_INPUT DATA_.
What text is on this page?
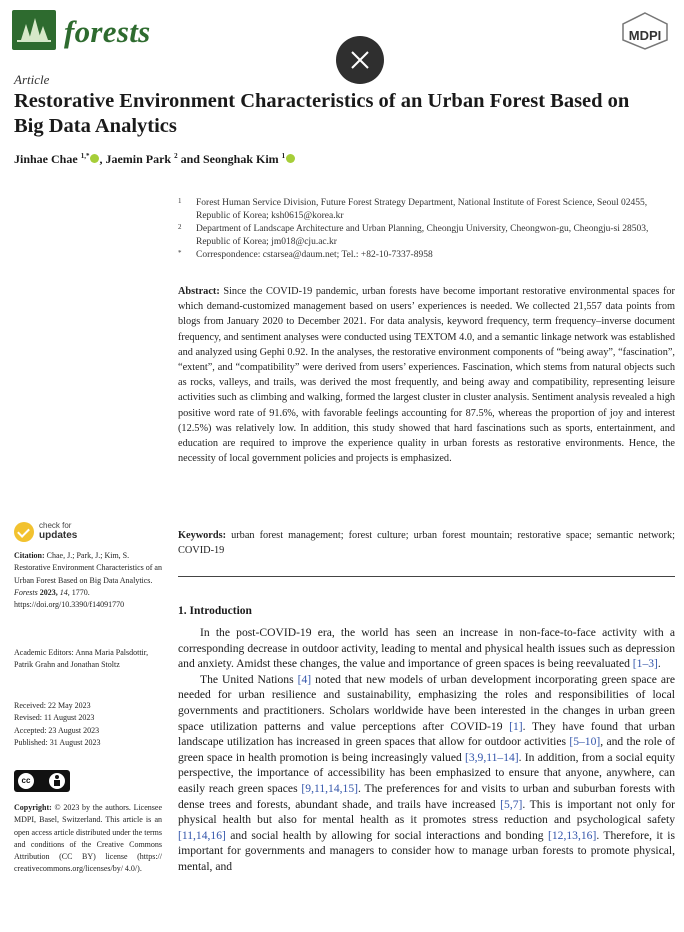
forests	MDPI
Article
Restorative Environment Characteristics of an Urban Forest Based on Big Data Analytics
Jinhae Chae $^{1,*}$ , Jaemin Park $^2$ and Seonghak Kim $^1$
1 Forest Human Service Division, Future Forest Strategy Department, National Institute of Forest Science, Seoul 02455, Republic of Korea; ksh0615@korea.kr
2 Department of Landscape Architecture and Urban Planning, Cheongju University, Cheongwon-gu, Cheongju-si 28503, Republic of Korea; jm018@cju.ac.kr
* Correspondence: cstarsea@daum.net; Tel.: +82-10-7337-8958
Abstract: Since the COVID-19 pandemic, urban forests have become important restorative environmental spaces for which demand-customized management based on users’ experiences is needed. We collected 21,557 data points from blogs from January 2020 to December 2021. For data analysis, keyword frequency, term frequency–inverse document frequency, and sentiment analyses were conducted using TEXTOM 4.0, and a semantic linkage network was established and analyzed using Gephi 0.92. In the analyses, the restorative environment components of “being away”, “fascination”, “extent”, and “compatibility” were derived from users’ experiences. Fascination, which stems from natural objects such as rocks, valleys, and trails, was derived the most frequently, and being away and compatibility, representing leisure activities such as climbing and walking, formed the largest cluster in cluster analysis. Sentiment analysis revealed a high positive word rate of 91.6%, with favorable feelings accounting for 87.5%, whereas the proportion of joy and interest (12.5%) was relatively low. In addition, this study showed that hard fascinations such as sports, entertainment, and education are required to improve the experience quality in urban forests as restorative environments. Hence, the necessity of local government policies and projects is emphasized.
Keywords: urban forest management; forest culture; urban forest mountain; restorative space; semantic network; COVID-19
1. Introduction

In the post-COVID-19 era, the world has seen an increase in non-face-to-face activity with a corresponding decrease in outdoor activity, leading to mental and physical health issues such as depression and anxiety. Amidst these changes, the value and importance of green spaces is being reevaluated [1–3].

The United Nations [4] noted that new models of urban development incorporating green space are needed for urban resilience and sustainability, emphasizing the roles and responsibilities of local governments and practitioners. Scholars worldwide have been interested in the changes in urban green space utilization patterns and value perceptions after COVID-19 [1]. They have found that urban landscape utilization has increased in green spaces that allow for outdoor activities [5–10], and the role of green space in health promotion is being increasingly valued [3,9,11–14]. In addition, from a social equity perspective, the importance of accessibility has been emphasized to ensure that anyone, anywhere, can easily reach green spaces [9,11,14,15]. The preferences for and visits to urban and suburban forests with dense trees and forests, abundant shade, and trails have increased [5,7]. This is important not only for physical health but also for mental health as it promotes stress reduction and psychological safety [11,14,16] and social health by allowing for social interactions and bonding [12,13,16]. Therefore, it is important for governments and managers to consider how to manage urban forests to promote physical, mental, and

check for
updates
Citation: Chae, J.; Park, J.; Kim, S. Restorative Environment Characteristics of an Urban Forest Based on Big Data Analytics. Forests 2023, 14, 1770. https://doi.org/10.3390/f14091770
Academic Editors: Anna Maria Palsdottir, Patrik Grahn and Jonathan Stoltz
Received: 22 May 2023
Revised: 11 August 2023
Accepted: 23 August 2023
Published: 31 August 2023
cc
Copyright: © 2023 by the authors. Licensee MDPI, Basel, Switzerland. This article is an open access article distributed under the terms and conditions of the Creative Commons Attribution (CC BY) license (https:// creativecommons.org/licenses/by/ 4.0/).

_PROBLEM DESCRIPTION_. Return only the number of lines in the data above that include the word "Chae".

_RESULT OF THIS TASK_. 2